Data listing:
______

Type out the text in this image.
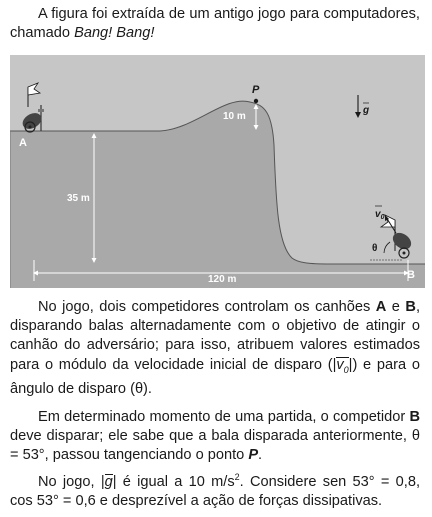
A figura foi extraída de um antigo jogo para computadores, chamado Bang! Bang!

P
10 m
35 m
120 m
A
B
$v_0$
θ
g

No jogo, dois competidores controlam os canhões A e B, disparando balas alternadamente com o objetivo de atingir o canhão do adversário; para isso, atribuem valores estimados para o módulo da velocidade inicial de disparo $(|v_0|)$ e para o ângulo de disparo (θ).

Em determinado momento de uma partida, o competidor B deve disparar; ele sabe que a bala disparada anteriormente, θ = 53°, passou tangenciando o ponto P.

No jogo, |g| é igual a 10 $m/s^2$. Considere sen 53° = 0,8, cos 53° = 0,6 e desprezível a ação de forças dissipativas.
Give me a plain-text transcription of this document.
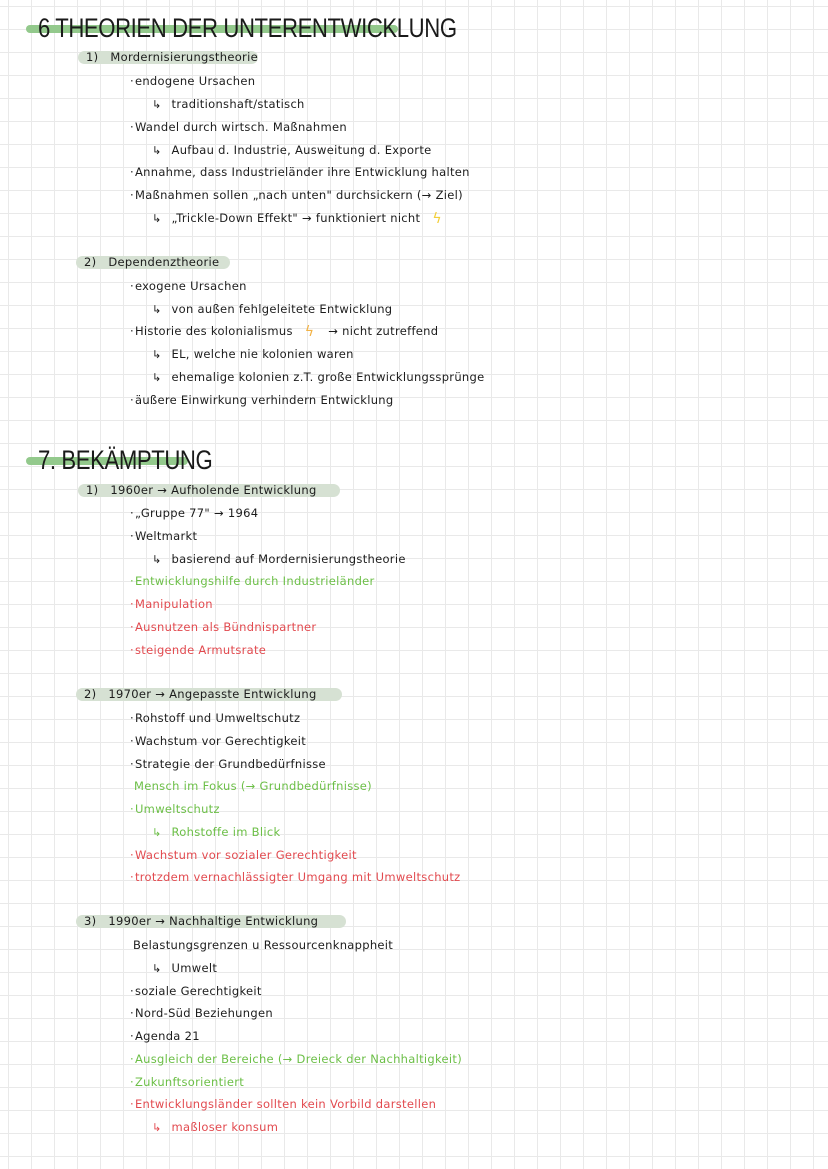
6 THEORIEN DER UNTERENTWICKLUNG
1) Mordernisierungstheorie
· endogene Ursachen
↳ traditionshaft/statisch
· Wandel durch wirtsch. Maßnahmen
↳ Aufbau d. Industrie, Ausweitung d. Exporte
· Annahme, dass Industrieländer ihre Entwicklung halten
· Maßnahmen sollen „nach unten" durchsickern (→ Ziel)
↳ „Trickle-Down Effekt" → funktioniert nicht ϟ
2) Dependenztheorie
· exogene Ursachen
↳ von außen fehlgeleitete Entwicklung
· Historie des kolonialismus ϟ → nicht zutreffend
↳ EL, welche nie kolonien waren
↳ ehemalige kolonien z.T. große Entwicklungssprünge
· äußere Einwirkung verhindern Entwicklung
7. BEKÄMPTUNG
1) 1960er → Aufholende Entwicklung
· „Gruppe 77" → 1964
· Weltmarkt
↳ basierend auf Mordernisierungstheorie
· Entwicklungshilfe durch Industrieländer
· Manipulation
· Ausnutzen als Bündnispartner
· steigende Armutsrate
2) 1970er → Angepasste Entwicklung
· Rohstoff und Umweltschutz
· Wachstum vor Gerechtigkeit
· Strategie der Grundbedürfnisse
Mensch im Fokus (→ Grundbedürfnisse)
· Umweltschutz
↳ Rohstoffe im Blick
· Wachstum vor sozialer Gerechtigkeit
· trotzdem vernachlässigter Umgang mit Umweltschutz
3) 1990er → Nachhaltige Entwicklung
Belastungsgrenzen u Ressourcenknappheit
↳ Umwelt
· soziale Gerechtigkeit
· Nord-Süd Beziehungen
· Agenda 21
· Ausgleich der Bereiche (→ Dreieck der Nachhaltigkeit)
· Zukunftsorientiert
· Entwicklungsländer sollten kein Vorbild darstellen
↳ maßloser konsum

______

◆ **EXERCISE**: Reproduce each record above by retyping it exactly; omit all images.

◆ **WRITTEN ANSWER**:
Type out the text in this image.
A figura foi extraída de um antigo jogo para computadores, chamado Bang! Bang!

P
10 m
35 m
120 m
A
B
$v_0$
θ
g

No jogo, dois competidores controlam os canhões A e B, disparando balas alternadamente com o objetivo de atingir o canhão do adversário; para isso, atribuem valores estimados para o módulo da velocidade inicial de disparo $(|v_0|)$ e para o ângulo de disparo (θ).

Em determinado momento de uma partida, o competidor B deve disparar; ele sabe que a bala disparada anteriormente, θ = 53°, passou tangenciando o ponto P.

No jogo, |g| é igual a 10 $m/s^2$. Considere sen 53° = 0,8, cos 53° = 0,6 e desprezível a ação de forças dissipativas.
Give me a plain-text transcription of this document.
6 THEORIEN DER UNTERENTWICKLUNG
1) Mordernisierungstheorie
· endogene Ursachen
↳ traditionshaft/statisch
· Wandel durch wirtsch. Maßnahmen
↳ Aufbau d. Industrie, Ausweitung d. Exporte
· Annahme, dass Industrieländer ihre Entwicklung halten
· Maßnahmen sollen „nach unten" durchsickern (→ Ziel)
↳ „Trickle-Down Effekt" → funktioniert nicht ϟ
2) Dependenztheorie
· exogene Ursachen
↳ von außen fehlgeleitete Entwicklung
· Historie des kolonialismus ϟ → nicht zutreffend
↳ EL, welche nie kolonien waren
↳ ehemalige kolonien z.T. große Entwicklungssprünge
· äußere Einwirkung verhindern Entwicklung
7. BEKÄMPTUNG
1) 1960er → Aufholende Entwicklung
· „Gruppe 77" → 1964
· Weltmarkt
↳ basierend auf Mordernisierungstheorie
· Entwicklungshilfe durch Industrieländer
· Manipulation
· Ausnutzen als Bündnispartner
· steigende Armutsrate
2) 1970er → Angepasste Entwicklung
· Rohstoff und Umweltschutz
· Wachstum vor Gerechtigkeit
· Strategie der Grundbedürfnisse
Mensch im Fokus (→ Grundbedürfnisse)
· Umweltschutz
↳ Rohstoffe im Blick
· Wachstum vor sozialer Gerechtigkeit
· trotzdem vernachlässigter Umgang mit Umweltschutz
3) 1990er → Nachhaltige Entwicklung
Belastungsgrenzen u Ressourcenknappheit
↳ Umwelt
· soziale Gerechtigkeit
· Nord-Süd Beziehungen
· Agenda 21
· Ausgleich der Bereiche (→ Dreieck der Nachhaltigkeit)
· Zukunftsorientiert
· Entwicklungsländer sollten kein Vorbild darstellen
↳ maßloser konsum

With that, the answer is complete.